_Exercise requirements_: Drop the pictures and extract exactly the lines from the one that contains "Parse this screenshot: output" through the end of the material.

--- begin Data provided ---

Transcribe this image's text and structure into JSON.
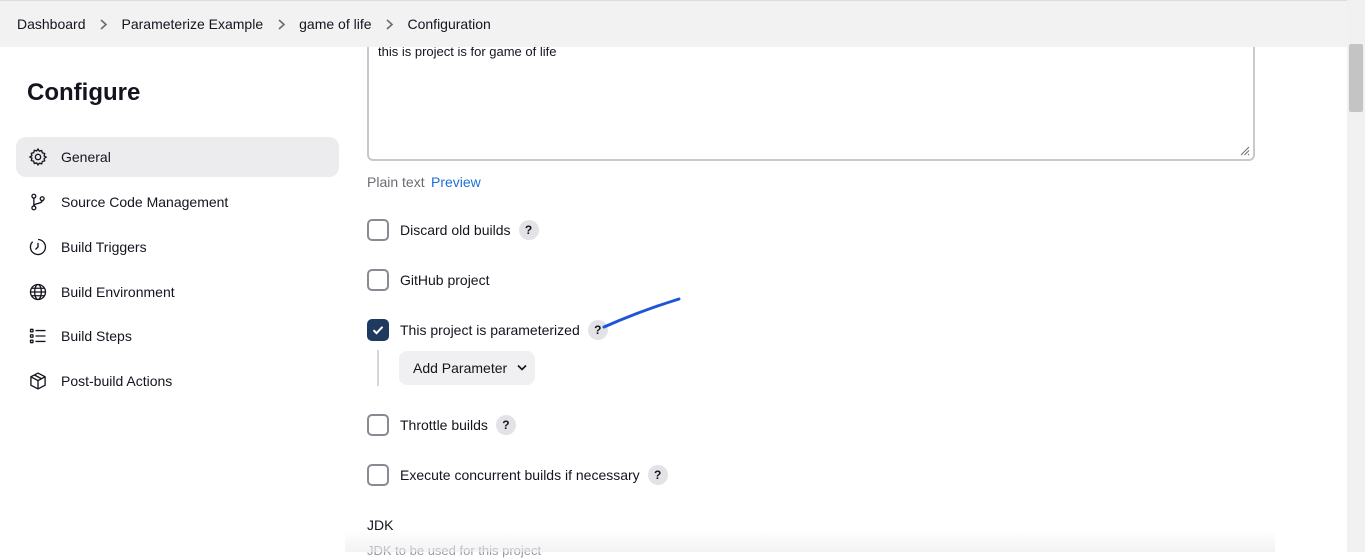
{
  "breadcrumb": {
    "items": [
      "Dashboard",
      "Parameterize Example",
      "game of life",
      "Configuration"
    ]
  },
  "sidebar": {
    "title": "Configure",
    "items": [
      {
        "label": "General",
        "icon": "gear-icon",
        "active": true
      },
      {
        "label": "Source Code Management",
        "icon": "branch-icon"
      },
      {
        "label": "Build Triggers",
        "icon": "clock-icon"
      },
      {
        "label": "Build Environment",
        "icon": "globe-icon"
      },
      {
        "label": "Build Steps",
        "icon": "list-icon"
      },
      {
        "label": "Post-build Actions",
        "icon": "package-icon"
      }
    ]
  },
  "description": {
    "value": "this is project is for game of life",
    "plain_text_label": "Plain text",
    "preview_label": "Preview"
  },
  "options": {
    "discard_old_builds": {
      "label": "Discard old builds",
      "checked": false,
      "help": "?"
    },
    "github_project": {
      "label": "GitHub project",
      "checked": false
    },
    "parameterized": {
      "label": "This project is parameterized",
      "checked": true,
      "help": "?"
    },
    "add_parameter_label": "Add Parameter",
    "throttle_builds": {
      "label": "Throttle builds",
      "checked": false,
      "help": "?"
    },
    "concurrent_builds": {
      "label": "Execute concurrent builds if necessary",
      "checked": false,
      "help": "?"
    }
  },
  "jdk": {
    "label": "JDK",
    "description": "JDK to be used for this project"
  },
  "colors": {
    "accent_link": "#1f6fd8",
    "checkbox_checked": "#1e3a5f",
    "annotation_stroke": "#1d55d6"
  }
}
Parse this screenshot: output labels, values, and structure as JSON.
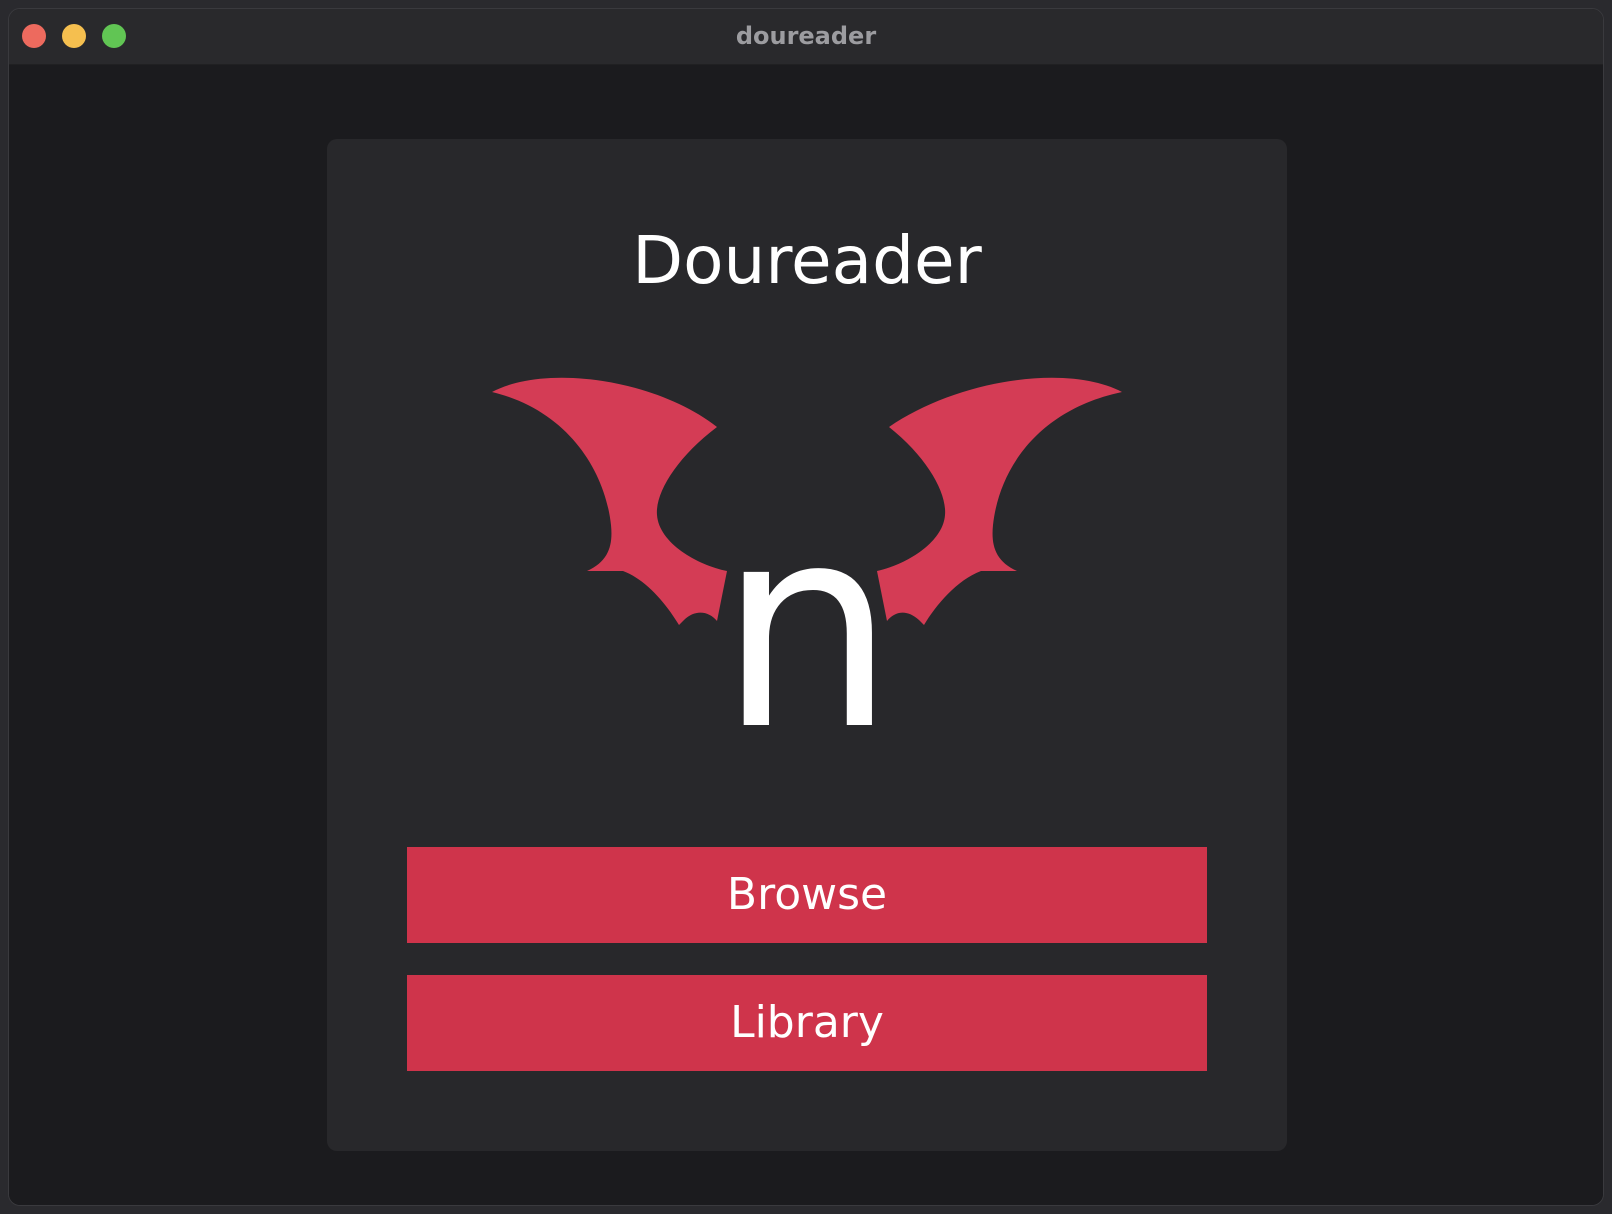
{
  "window": {
    "title": "doureader"
  },
  "main": {
    "app_title": "Doureader",
    "logo_letter": "n",
    "browse_label": "Browse",
    "library_label": "Library"
  },
  "colors": {
    "accent": "#cf344b",
    "wing": "#d43c55",
    "card_bg": "#28282b",
    "window_bg": "#1b1b1e"
  },
  "icons": {
    "logo": "bat-wings-logo-icon"
  }
}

--- end Data provided ---

_Solution to the problem_:
Parse this screenshot: output labels, values, and structure as JSON.
{
  "window": {
    "title": "doureader"
  },
  "main": {
    "app_title": "Doureader",
    "logo_letter": "n",
    "browse_label": "Browse",
    "library_label": "Library"
  },
  "colors": {
    "accent": "#cf344b",
    "wing": "#d43c55",
    "card_bg": "#28282b",
    "window_bg": "#1b1b1e"
  },
  "icons": {
    "logo": "bat-wings-logo-icon"
  }
}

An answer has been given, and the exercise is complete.